Records that describe figures
══════════

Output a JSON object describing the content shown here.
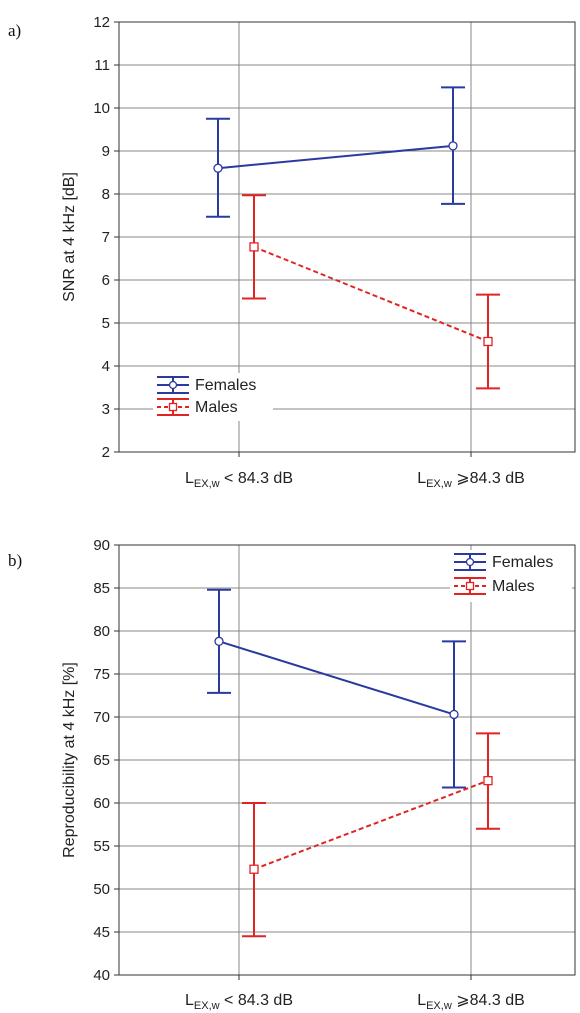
{
  "chart_data": [
    {
      "type": "line",
      "panel_label": "a)",
      "ylabel": "SNR at 4 kHz [dB]",
      "ylim": [
        2,
        12
      ],
      "yticks": [
        2,
        3,
        4,
        5,
        6,
        7,
        8,
        9,
        10,
        11,
        12
      ],
      "grid": true,
      "legend_position": "bottom-left",
      "categories": [
        {
          "main": "L",
          "sub": "EX,w",
          "rest": " < 84.3 dB"
        },
        {
          "main": "L",
          "sub": "EX,w",
          "rest": " ⩾84.3 dB"
        }
      ],
      "series": [
        {
          "name": "Females",
          "color": "#2b3a9e",
          "marker": "circle",
          "dash": false,
          "values": [
            8.6,
            9.12
          ],
          "lower": [
            7.47,
            7.77
          ],
          "upper": [
            9.75,
            10.48
          ]
        },
        {
          "name": "Males",
          "color": "#e02424",
          "marker": "square",
          "dash": true,
          "values": [
            6.77,
            4.57
          ],
          "lower": [
            5.57,
            3.48
          ],
          "upper": [
            7.97,
            5.66
          ]
        }
      ]
    },
    {
      "type": "line",
      "panel_label": "b)",
      "ylabel": "Reproducibility at 4 kHz [%]",
      "ylim": [
        40,
        90
      ],
      "yticks": [
        40,
        45,
        50,
        55,
        60,
        65,
        70,
        75,
        80,
        85,
        90
      ],
      "grid": true,
      "legend_position": "top-right",
      "categories": [
        {
          "main": "L",
          "sub": "EX,w",
          "rest": " < 84.3 dB"
        },
        {
          "main": "L",
          "sub": "EX,w",
          "rest": " ⩾84.3 dB"
        }
      ],
      "series": [
        {
          "name": "Females",
          "color": "#2b3a9e",
          "marker": "circle",
          "dash": false,
          "values": [
            78.8,
            70.3
          ],
          "lower": [
            72.8,
            61.8
          ],
          "upper": [
            84.8,
            78.8
          ]
        },
        {
          "name": "Males",
          "color": "#e02424",
          "marker": "square",
          "dash": true,
          "values": [
            52.3,
            62.6
          ],
          "lower": [
            44.5,
            57.0
          ],
          "upper": [
            60.0,
            68.1
          ]
        }
      ]
    }
  ]
}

══════════

- [Task brief] Images should not appear in the copy; retype the listing above exactly.

- [Worked solution]
Output a JSON object describing the content shown here.
{
  "chart_data": [
    {
      "type": "line",
      "panel_label": "a)",
      "ylabel": "SNR at 4 kHz [dB]",
      "ylim": [
        2,
        12
      ],
      "yticks": [
        2,
        3,
        4,
        5,
        6,
        7,
        8,
        9,
        10,
        11,
        12
      ],
      "grid": true,
      "legend_position": "bottom-left",
      "categories": [
        {
          "main": "L",
          "sub": "EX,w",
          "rest": " < 84.3 dB"
        },
        {
          "main": "L",
          "sub": "EX,w",
          "rest": " ⩾84.3 dB"
        }
      ],
      "series": [
        {
          "name": "Females",
          "color": "#2b3a9e",
          "marker": "circle",
          "dash": false,
          "values": [
            8.6,
            9.12
          ],
          "lower": [
            7.47,
            7.77
          ],
          "upper": [
            9.75,
            10.48
          ]
        },
        {
          "name": "Males",
          "color": "#e02424",
          "marker": "square",
          "dash": true,
          "values": [
            6.77,
            4.57
          ],
          "lower": [
            5.57,
            3.48
          ],
          "upper": [
            7.97,
            5.66
          ]
        }
      ]
    },
    {
      "type": "line",
      "panel_label": "b)",
      "ylabel": "Reproducibility at 4 kHz [%]",
      "ylim": [
        40,
        90
      ],
      "yticks": [
        40,
        45,
        50,
        55,
        60,
        65,
        70,
        75,
        80,
        85,
        90
      ],
      "grid": true,
      "legend_position": "top-right",
      "categories": [
        {
          "main": "L",
          "sub": "EX,w",
          "rest": " < 84.3 dB"
        },
        {
          "main": "L",
          "sub": "EX,w",
          "rest": " ⩾84.3 dB"
        }
      ],
      "series": [
        {
          "name": "Females",
          "color": "#2b3a9e",
          "marker": "circle",
          "dash": false,
          "values": [
            78.8,
            70.3
          ],
          "lower": [
            72.8,
            61.8
          ],
          "upper": [
            84.8,
            78.8
          ]
        },
        {
          "name": "Males",
          "color": "#e02424",
          "marker": "square",
          "dash": true,
          "values": [
            52.3,
            62.6
          ],
          "lower": [
            44.5,
            57.0
          ],
          "upper": [
            60.0,
            68.1
          ]
        }
      ]
    }
  ]
}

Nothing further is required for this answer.